- [Your instructions]:
The complete listing should be restated exactly.

- [Material to process]:

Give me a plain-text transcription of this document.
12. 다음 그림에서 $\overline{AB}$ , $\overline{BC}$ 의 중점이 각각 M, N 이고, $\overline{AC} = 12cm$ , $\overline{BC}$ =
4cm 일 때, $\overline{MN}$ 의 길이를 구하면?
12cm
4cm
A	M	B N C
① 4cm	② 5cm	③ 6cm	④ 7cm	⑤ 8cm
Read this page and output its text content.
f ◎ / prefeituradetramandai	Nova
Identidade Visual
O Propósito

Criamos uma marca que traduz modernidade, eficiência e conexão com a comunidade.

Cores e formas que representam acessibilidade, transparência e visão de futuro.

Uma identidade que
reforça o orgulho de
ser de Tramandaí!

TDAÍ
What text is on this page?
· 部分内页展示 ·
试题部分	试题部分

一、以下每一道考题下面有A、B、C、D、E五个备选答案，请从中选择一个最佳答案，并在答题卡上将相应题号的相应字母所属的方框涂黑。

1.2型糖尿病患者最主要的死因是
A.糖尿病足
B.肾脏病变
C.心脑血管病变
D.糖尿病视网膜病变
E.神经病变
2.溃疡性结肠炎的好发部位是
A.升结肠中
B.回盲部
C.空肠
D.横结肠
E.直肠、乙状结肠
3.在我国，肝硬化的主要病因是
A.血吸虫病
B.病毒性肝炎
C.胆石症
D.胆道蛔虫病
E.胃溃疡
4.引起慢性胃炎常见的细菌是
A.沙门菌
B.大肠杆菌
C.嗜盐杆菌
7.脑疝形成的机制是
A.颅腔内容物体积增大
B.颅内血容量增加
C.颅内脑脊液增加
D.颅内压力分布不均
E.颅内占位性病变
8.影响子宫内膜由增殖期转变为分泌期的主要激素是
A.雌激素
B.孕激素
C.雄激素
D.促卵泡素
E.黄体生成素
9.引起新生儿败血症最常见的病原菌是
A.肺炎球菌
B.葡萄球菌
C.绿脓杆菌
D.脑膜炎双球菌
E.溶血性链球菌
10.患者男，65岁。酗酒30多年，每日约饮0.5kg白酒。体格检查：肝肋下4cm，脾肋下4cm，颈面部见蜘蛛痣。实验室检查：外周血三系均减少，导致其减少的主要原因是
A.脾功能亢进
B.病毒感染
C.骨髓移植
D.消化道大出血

- [The reply]:
Give me a plain-text transcription of this document.
12. 다음 그림에서 $\overline{AB}$ , $\overline{BC}$ 의 중점이 각각 M, N 이고, $\overline{AC} = 12cm$ , $\overline{BC}$ =
4cm 일 때, $\overline{MN}$ 의 길이를 구하면?
12cm
4cm
A	M	B N C
① 4cm	② 5cm	③ 6cm	④ 7cm	⑤ 8cm
Read this page and output its text content.
f ◎ / prefeituradetramandai	Nova
Identidade Visual
O Propósito

Criamos uma marca que traduz modernidade, eficiência e conexão com a comunidade.

Cores e formas que representam acessibilidade, transparência e visão de futuro.

Uma identidade que
reforça o orgulho de
ser de Tramandaí!

TDAÍ
What text is on this page?
· 部分内页展示 ·
试题部分	试题部分

一、以下每一道考题下面有A、B、C、D、E五个备选答案，请从中选择一个最佳答案，并在答题卡上将相应题号的相应字母所属的方框涂黑。

1.2型糖尿病患者最主要的死因是
A.糖尿病足
B.肾脏病变
C.心脑血管病变
D.糖尿病视网膜病变
E.神经病变
2.溃疡性结肠炎的好发部位是
A.升结肠中
B.回盲部
C.空肠
D.横结肠
E.直肠、乙状结肠
3.在我国，肝硬化的主要病因是
A.血吸虫病
B.病毒性肝炎
C.胆石症
D.胆道蛔虫病
E.胃溃疡
4.引起慢性胃炎常见的细菌是
A.沙门菌
B.大肠杆菌
C.嗜盐杆菌
7.脑疝形成的机制是
A.颅腔内容物体积增大
B.颅内血容量增加
C.颅内脑脊液增加
D.颅内压力分布不均
E.颅内占位性病变
8.影响子宫内膜由增殖期转变为分泌期的主要激素是
A.雌激素
B.孕激素
C.雄激素
D.促卵泡素
E.黄体生成素
9.引起新生儿败血症最常见的病原菌是
A.肺炎球菌
B.葡萄球菌
C.绿脓杆菌
D.脑膜炎双球菌
E.溶血性链球菌
10.患者男，65岁。酗酒30多年，每日约饮0.5kg白酒。体格检查：肝肋下4cm，脾肋下4cm，颈面部见蜘蛛痣。实验室检查：外周血三系均减少，导致其减少的主要原因是
A.脾功能亢进
B.病毒感染
C.骨髓移植
D.消化道大出血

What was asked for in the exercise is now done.